Directions for this task:
Search the listing below for the string "Certificate" and show each line that contains it.
── Source material
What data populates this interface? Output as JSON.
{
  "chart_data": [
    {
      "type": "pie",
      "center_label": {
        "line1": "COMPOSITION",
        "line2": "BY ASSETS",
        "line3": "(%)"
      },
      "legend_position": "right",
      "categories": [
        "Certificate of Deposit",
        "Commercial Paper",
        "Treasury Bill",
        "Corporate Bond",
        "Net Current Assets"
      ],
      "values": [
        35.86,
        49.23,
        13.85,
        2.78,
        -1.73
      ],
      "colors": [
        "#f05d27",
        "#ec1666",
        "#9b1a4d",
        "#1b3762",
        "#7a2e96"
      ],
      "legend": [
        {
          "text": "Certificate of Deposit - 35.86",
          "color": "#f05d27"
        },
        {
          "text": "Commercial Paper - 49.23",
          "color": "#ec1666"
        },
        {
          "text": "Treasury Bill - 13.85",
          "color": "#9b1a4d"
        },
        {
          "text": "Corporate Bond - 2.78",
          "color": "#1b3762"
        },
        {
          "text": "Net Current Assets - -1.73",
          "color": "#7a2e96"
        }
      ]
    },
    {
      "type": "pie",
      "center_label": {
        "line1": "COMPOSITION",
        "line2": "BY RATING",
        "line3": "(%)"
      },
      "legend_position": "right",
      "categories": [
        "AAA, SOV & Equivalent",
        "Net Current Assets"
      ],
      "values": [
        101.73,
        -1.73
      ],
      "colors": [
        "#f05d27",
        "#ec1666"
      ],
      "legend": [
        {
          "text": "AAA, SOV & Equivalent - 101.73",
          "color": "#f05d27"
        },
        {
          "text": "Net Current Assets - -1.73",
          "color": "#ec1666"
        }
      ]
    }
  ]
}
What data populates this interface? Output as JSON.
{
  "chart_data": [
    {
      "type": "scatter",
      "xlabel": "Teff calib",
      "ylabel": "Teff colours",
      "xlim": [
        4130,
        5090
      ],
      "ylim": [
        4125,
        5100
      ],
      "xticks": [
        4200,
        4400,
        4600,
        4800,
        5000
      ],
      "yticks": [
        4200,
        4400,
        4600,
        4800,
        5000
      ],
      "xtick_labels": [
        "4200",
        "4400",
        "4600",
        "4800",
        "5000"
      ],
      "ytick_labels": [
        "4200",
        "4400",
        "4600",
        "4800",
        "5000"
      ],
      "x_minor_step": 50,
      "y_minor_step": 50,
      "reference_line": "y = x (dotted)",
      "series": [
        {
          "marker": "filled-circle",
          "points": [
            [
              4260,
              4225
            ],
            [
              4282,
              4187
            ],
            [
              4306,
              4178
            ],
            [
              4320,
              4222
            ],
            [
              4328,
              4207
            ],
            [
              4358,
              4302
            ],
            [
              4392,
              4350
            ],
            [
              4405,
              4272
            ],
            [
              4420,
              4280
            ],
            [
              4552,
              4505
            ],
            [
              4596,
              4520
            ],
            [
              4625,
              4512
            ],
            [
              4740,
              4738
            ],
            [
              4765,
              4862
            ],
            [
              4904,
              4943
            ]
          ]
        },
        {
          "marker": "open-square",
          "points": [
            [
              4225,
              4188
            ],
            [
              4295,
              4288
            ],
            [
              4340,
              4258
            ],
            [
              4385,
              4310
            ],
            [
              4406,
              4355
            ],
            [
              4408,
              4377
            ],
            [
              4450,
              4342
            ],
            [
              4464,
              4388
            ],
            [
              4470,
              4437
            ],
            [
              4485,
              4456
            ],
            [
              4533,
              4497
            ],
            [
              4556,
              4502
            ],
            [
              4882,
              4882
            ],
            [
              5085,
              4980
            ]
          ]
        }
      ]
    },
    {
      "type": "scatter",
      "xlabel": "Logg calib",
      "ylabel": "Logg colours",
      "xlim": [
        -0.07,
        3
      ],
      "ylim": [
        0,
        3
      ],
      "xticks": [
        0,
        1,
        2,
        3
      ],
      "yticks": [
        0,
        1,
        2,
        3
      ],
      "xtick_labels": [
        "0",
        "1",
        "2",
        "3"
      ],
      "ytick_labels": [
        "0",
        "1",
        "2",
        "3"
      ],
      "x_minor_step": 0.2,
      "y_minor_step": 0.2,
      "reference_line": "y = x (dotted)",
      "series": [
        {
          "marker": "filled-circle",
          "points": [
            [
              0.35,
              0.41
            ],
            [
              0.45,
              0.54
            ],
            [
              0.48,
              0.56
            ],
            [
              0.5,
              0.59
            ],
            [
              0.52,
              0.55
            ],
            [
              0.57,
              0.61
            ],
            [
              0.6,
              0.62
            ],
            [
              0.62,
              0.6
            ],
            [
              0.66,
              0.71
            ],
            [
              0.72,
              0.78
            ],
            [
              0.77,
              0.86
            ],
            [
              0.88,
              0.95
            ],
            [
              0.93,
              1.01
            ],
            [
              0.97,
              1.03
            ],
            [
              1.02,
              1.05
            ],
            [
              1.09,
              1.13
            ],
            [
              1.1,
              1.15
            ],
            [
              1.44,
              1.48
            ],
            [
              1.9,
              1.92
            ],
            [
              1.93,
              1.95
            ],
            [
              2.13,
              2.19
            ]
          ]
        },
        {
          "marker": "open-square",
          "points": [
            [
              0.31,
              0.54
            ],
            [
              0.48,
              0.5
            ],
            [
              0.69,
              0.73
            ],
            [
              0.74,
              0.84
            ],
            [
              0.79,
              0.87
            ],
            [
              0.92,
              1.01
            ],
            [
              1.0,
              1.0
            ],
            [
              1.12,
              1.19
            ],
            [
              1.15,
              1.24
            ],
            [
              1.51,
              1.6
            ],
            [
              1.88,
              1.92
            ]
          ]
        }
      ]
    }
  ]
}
────
The answer:
        "Certificate of Deposit",
          "text": "Certificate of Deposit - 35.86",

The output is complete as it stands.